Exercise brief :: Determine the number of lines containing the word "Physical". Reply with it and nothing else.

Dataset rows about figures
┌──
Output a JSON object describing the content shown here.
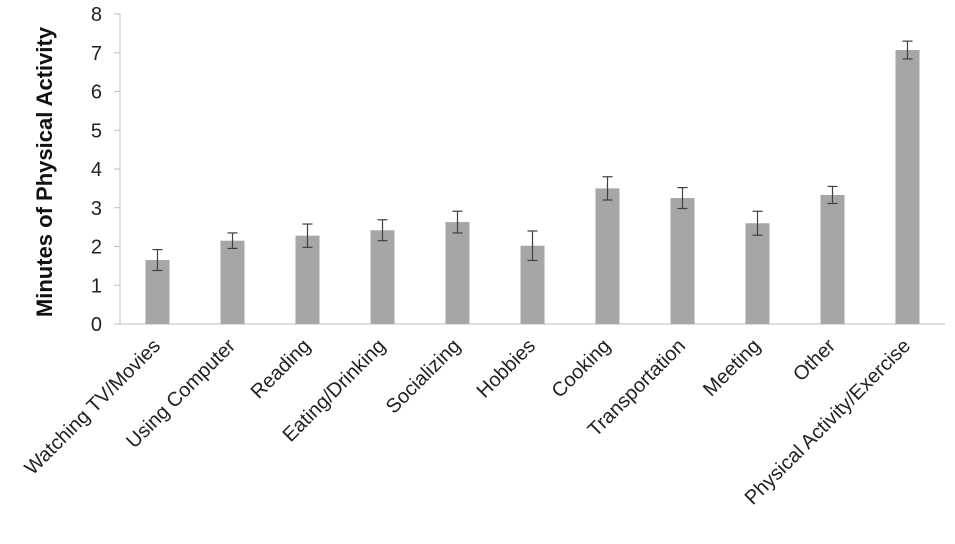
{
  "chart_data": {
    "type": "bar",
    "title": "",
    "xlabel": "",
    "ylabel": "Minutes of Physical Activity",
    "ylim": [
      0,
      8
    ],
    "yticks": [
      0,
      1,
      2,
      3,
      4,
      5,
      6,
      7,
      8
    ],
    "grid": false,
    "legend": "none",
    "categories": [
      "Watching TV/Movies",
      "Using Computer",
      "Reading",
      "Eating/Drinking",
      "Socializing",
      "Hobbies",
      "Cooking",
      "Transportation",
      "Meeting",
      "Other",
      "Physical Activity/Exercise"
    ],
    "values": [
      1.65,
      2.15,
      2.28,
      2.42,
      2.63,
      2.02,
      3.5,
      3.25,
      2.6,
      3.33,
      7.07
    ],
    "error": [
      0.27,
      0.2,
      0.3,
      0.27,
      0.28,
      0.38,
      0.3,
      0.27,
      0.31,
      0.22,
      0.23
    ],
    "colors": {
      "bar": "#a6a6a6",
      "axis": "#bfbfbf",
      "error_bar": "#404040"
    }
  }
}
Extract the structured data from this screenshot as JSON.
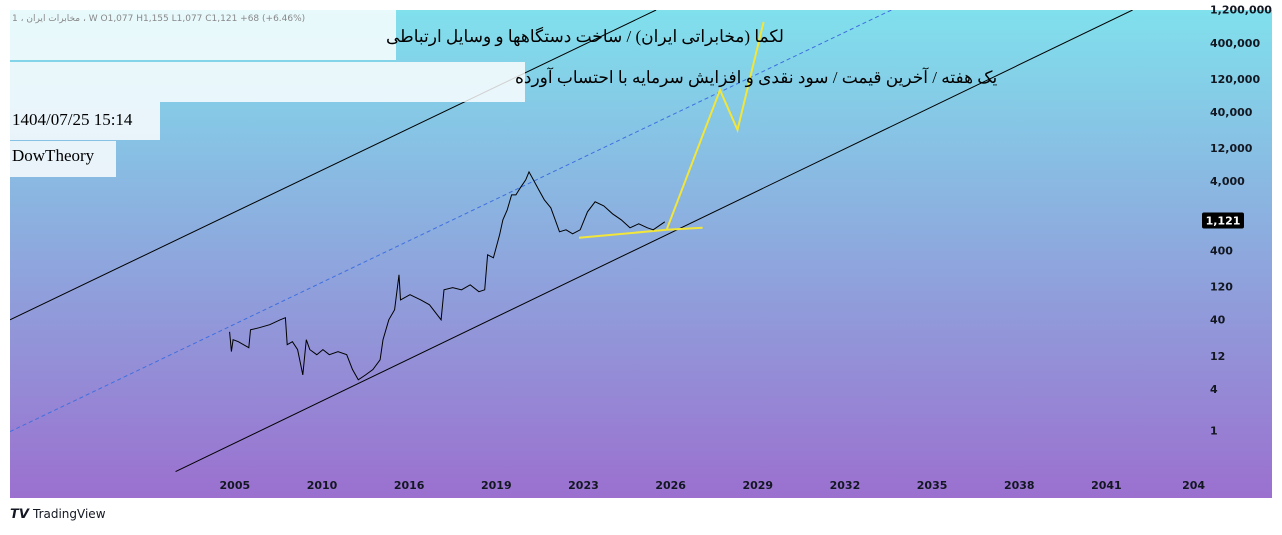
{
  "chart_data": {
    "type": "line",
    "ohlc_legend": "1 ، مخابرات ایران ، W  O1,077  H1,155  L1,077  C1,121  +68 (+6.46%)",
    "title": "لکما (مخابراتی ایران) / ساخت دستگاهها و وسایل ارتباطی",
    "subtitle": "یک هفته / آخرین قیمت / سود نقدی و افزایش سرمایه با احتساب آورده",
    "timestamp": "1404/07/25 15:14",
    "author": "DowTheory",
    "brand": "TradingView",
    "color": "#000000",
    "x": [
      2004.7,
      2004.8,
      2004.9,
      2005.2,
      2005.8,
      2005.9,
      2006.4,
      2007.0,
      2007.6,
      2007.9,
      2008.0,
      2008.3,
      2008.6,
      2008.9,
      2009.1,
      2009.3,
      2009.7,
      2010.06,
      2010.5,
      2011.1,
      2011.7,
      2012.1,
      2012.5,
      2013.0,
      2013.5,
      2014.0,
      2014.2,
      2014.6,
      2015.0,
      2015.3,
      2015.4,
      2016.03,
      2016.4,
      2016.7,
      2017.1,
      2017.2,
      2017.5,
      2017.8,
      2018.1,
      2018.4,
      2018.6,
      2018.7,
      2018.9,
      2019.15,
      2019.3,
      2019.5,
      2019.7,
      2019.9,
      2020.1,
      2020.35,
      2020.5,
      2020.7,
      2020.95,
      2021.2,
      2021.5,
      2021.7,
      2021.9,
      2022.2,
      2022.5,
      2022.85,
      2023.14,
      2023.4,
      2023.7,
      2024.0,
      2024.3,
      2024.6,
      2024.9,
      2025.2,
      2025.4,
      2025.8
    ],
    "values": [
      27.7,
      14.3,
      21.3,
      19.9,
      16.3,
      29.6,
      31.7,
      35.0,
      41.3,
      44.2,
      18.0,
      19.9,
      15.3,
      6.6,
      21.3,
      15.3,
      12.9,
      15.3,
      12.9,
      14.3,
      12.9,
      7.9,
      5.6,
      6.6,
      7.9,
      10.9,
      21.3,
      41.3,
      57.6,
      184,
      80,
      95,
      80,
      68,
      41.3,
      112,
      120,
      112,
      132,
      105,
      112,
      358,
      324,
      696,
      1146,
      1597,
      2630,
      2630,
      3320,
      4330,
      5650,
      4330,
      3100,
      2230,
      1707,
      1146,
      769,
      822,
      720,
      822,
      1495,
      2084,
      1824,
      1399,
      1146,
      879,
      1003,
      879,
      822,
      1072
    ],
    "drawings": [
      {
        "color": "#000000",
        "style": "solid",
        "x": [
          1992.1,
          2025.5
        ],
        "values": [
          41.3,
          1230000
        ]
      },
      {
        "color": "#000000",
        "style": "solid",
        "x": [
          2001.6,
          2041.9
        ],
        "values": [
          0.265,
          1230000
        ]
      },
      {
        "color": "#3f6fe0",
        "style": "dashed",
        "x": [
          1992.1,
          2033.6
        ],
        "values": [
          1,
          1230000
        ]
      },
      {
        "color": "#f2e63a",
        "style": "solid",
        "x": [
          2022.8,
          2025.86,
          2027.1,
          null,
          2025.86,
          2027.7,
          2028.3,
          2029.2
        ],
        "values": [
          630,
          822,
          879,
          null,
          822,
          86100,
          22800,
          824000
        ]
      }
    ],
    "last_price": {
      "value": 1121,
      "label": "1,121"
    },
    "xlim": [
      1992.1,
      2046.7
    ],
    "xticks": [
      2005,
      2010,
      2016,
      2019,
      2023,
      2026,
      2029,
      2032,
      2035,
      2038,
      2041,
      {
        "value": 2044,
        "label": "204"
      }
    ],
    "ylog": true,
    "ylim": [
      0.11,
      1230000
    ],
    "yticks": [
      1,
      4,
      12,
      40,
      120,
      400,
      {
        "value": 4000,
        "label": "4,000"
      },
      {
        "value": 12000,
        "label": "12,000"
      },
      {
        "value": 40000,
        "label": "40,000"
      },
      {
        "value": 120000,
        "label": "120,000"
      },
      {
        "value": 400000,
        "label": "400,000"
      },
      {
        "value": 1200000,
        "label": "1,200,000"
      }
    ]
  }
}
└──
Solution to this exercise :: 2